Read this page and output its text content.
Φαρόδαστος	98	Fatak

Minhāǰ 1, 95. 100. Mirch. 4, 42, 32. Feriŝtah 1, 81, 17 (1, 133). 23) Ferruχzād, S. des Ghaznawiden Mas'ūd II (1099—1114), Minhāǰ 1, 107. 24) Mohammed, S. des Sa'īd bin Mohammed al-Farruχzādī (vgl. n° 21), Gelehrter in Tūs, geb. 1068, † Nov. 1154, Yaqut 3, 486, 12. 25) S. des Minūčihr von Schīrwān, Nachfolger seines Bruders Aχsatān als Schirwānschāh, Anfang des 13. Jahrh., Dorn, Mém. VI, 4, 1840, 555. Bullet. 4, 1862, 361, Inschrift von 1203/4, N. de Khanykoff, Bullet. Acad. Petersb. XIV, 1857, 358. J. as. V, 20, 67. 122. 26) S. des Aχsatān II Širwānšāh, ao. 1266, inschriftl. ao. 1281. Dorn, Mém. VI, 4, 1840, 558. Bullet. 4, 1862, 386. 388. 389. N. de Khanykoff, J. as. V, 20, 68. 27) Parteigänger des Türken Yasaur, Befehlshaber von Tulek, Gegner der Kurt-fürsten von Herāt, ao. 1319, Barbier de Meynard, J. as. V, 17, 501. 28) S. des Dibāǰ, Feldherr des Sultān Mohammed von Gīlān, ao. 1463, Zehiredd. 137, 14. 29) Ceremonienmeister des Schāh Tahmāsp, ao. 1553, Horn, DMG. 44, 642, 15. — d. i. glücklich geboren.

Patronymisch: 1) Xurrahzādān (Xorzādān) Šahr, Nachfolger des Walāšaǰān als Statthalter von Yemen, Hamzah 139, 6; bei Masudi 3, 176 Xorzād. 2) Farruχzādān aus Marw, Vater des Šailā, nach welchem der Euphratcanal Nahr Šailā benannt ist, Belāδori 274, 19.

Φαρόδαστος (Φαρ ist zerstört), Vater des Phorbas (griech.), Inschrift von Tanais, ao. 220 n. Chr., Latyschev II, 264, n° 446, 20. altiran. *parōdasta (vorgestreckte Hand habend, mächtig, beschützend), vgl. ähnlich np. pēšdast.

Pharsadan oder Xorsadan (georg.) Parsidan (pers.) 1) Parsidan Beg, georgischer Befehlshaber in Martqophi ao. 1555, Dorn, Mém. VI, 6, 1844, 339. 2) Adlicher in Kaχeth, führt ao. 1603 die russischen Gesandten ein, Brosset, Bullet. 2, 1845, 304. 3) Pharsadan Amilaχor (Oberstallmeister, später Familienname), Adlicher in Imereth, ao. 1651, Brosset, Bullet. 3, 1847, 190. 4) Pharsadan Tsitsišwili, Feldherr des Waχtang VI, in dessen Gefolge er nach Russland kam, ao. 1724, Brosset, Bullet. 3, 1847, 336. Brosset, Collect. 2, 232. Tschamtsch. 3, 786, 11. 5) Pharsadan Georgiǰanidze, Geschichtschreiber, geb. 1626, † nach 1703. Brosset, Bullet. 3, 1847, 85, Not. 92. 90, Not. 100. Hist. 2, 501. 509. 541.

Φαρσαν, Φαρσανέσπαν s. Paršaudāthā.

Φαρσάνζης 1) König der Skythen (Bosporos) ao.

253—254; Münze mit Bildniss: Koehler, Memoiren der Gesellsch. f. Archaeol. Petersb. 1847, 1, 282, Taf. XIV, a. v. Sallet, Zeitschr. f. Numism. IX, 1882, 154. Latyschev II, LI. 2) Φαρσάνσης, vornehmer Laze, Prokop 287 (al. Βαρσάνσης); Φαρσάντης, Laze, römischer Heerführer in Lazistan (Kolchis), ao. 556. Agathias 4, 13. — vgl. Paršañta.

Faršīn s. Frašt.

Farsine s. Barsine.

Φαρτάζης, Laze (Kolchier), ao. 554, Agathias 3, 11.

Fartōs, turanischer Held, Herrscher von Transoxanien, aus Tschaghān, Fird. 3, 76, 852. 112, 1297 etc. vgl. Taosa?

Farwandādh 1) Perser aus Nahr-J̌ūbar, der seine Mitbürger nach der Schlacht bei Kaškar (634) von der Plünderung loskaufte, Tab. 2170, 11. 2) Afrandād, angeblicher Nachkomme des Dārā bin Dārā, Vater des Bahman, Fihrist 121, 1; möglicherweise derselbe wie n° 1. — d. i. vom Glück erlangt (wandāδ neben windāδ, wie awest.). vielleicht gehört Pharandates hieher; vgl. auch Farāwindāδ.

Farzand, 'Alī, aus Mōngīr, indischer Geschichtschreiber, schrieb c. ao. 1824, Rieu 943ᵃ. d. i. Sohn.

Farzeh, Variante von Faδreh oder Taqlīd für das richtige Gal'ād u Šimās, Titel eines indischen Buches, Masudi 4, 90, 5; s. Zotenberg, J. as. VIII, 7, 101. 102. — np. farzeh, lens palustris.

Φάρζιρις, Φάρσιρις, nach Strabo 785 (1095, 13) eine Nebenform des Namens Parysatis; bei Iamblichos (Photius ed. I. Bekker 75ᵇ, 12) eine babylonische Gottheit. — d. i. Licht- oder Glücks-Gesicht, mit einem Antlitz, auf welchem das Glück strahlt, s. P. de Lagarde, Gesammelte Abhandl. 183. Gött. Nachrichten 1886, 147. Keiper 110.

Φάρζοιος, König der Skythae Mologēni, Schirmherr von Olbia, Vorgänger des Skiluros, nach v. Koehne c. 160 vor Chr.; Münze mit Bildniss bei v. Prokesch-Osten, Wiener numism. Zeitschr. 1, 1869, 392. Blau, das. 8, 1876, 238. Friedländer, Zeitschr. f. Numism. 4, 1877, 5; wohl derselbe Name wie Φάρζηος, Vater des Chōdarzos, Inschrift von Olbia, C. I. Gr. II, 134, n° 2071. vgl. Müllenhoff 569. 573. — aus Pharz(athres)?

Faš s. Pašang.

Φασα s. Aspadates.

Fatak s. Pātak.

• Work to be completed: Please copy out each record, character for character.

• Answer below:
Read this page and output its text content.
Φαρόδαστος	98	Fatak

Minhāǰ 1, 95. 100. Mirch. 4, 42, 32. Feriŝtah 1, 81, 17 (1, 133). 23) Ferruχzād, S. des Ghaznawiden Mas'ūd II (1099—1114), Minhāǰ 1, 107. 24) Mohammed, S. des Sa'īd bin Mohammed al-Farruχzādī (vgl. n° 21), Gelehrter in Tūs, geb. 1068, † Nov. 1154, Yaqut 3, 486, 12. 25) S. des Minūčihr von Schīrwān, Nachfolger seines Bruders Aχsatān als Schirwānschāh, Anfang des 13. Jahrh., Dorn, Mém. VI, 4, 1840, 555. Bullet. 4, 1862, 361, Inschrift von 1203/4, N. de Khanykoff, Bullet. Acad. Petersb. XIV, 1857, 358. J. as. V, 20, 67. 122. 26) S. des Aχsatān II Širwānšāh, ao. 1266, inschriftl. ao. 1281. Dorn, Mém. VI, 4, 1840, 558. Bullet. 4, 1862, 386. 388. 389. N. de Khanykoff, J. as. V, 20, 68. 27) Parteigänger des Türken Yasaur, Befehlshaber von Tulek, Gegner der Kurt-fürsten von Herāt, ao. 1319, Barbier de Meynard, J. as. V, 17, 501. 28) S. des Dibāǰ, Feldherr des Sultān Mohammed von Gīlān, ao. 1463, Zehiredd. 137, 14. 29) Ceremonienmeister des Schāh Tahmāsp, ao. 1553, Horn, DMG. 44, 642, 15. — d. i. glücklich geboren.

Patronymisch: 1) Xurrahzādān (Xorzādān) Šahr, Nachfolger des Walāšaǰān als Statthalter von Yemen, Hamzah 139, 6; bei Masudi 3, 176 Xorzād. 2) Farruχzādān aus Marw, Vater des Šailā, nach welchem der Euphratcanal Nahr Šailā benannt ist, Belāδori 274, 19.

Φαρόδαστος (Φαρ ist zerstört), Vater des Phorbas (griech.), Inschrift von Tanais, ao. 220 n. Chr., Latyschev II, 264, n° 446, 20. altiran. *parōdasta (vorgestreckte Hand habend, mächtig, beschützend), vgl. ähnlich np. pēšdast.

Pharsadan oder Xorsadan (georg.) Parsidan (pers.) 1) Parsidan Beg, georgischer Befehlshaber in Martqophi ao. 1555, Dorn, Mém. VI, 6, 1844, 339. 2) Adlicher in Kaχeth, führt ao. 1603 die russischen Gesandten ein, Brosset, Bullet. 2, 1845, 304. 3) Pharsadan Amilaχor (Oberstallmeister, später Familienname), Adlicher in Imereth, ao. 1651, Brosset, Bullet. 3, 1847, 190. 4) Pharsadan Tsitsišwili, Feldherr des Waχtang VI, in dessen Gefolge er nach Russland kam, ao. 1724, Brosset, Bullet. 3, 1847, 336. Brosset, Collect. 2, 232. Tschamtsch. 3, 786, 11. 5) Pharsadan Georgiǰanidze, Geschichtschreiber, geb. 1626, † nach 1703. Brosset, Bullet. 3, 1847, 85, Not. 92. 90, Not. 100. Hist. 2, 501. 509. 541.

Φαρσαν, Φαρσανέσπαν s. Paršaudāthā.

Φαρσάνζης 1) König der Skythen (Bosporos) ao.

253—254; Münze mit Bildniss: Koehler, Memoiren der Gesellsch. f. Archaeol. Petersb. 1847, 1, 282, Taf. XIV, a. v. Sallet, Zeitschr. f. Numism. IX, 1882, 154. Latyschev II, LI. 2) Φαρσάνσης, vornehmer Laze, Prokop 287 (al. Βαρσάνσης); Φαρσάντης, Laze, römischer Heerführer in Lazistan (Kolchis), ao. 556. Agathias 4, 13. — vgl. Paršañta.

Faršīn s. Frašt.

Farsine s. Barsine.

Φαρτάζης, Laze (Kolchier), ao. 554, Agathias 3, 11.

Fartōs, turanischer Held, Herrscher von Transoxanien, aus Tschaghān, Fird. 3, 76, 852. 112, 1297 etc. vgl. Taosa?

Farwandādh 1) Perser aus Nahr-J̌ūbar, der seine Mitbürger nach der Schlacht bei Kaškar (634) von der Plünderung loskaufte, Tab. 2170, 11. 2) Afrandād, angeblicher Nachkomme des Dārā bin Dārā, Vater des Bahman, Fihrist 121, 1; möglicherweise derselbe wie n° 1. — d. i. vom Glück erlangt (wandāδ neben windāδ, wie awest.). vielleicht gehört Pharandates hieher; vgl. auch Farāwindāδ.

Farzand, 'Alī, aus Mōngīr, indischer Geschichtschreiber, schrieb c. ao. 1824, Rieu 943ᵃ. d. i. Sohn.

Farzeh, Variante von Faδreh oder Taqlīd für das richtige Gal'ād u Šimās, Titel eines indischen Buches, Masudi 4, 90, 5; s. Zotenberg, J. as. VIII, 7, 101. 102. — np. farzeh, lens palustris.

Φάρζιρις, Φάρσιρις, nach Strabo 785 (1095, 13) eine Nebenform des Namens Parysatis; bei Iamblichos (Photius ed. I. Bekker 75ᵇ, 12) eine babylonische Gottheit. — d. i. Licht- oder Glücks-Gesicht, mit einem Antlitz, auf welchem das Glück strahlt, s. P. de Lagarde, Gesammelte Abhandl. 183. Gött. Nachrichten 1886, 147. Keiper 110.

Φάρζοιος, König der Skythae Mologēni, Schirmherr von Olbia, Vorgänger des Skiluros, nach v. Koehne c. 160 vor Chr.; Münze mit Bildniss bei v. Prokesch-Osten, Wiener numism. Zeitschr. 1, 1869, 392. Blau, das. 8, 1876, 238. Friedländer, Zeitschr. f. Numism. 4, 1877, 5; wohl derselbe Name wie Φάρζηος, Vater des Chōdarzos, Inschrift von Olbia, C. I. Gr. II, 134, n° 2071. vgl. Müllenhoff 569. 573. — aus Pharz(athres)?

Faš s. Pašang.

Φασα s. Aspadates.

Fatak s. Pātak.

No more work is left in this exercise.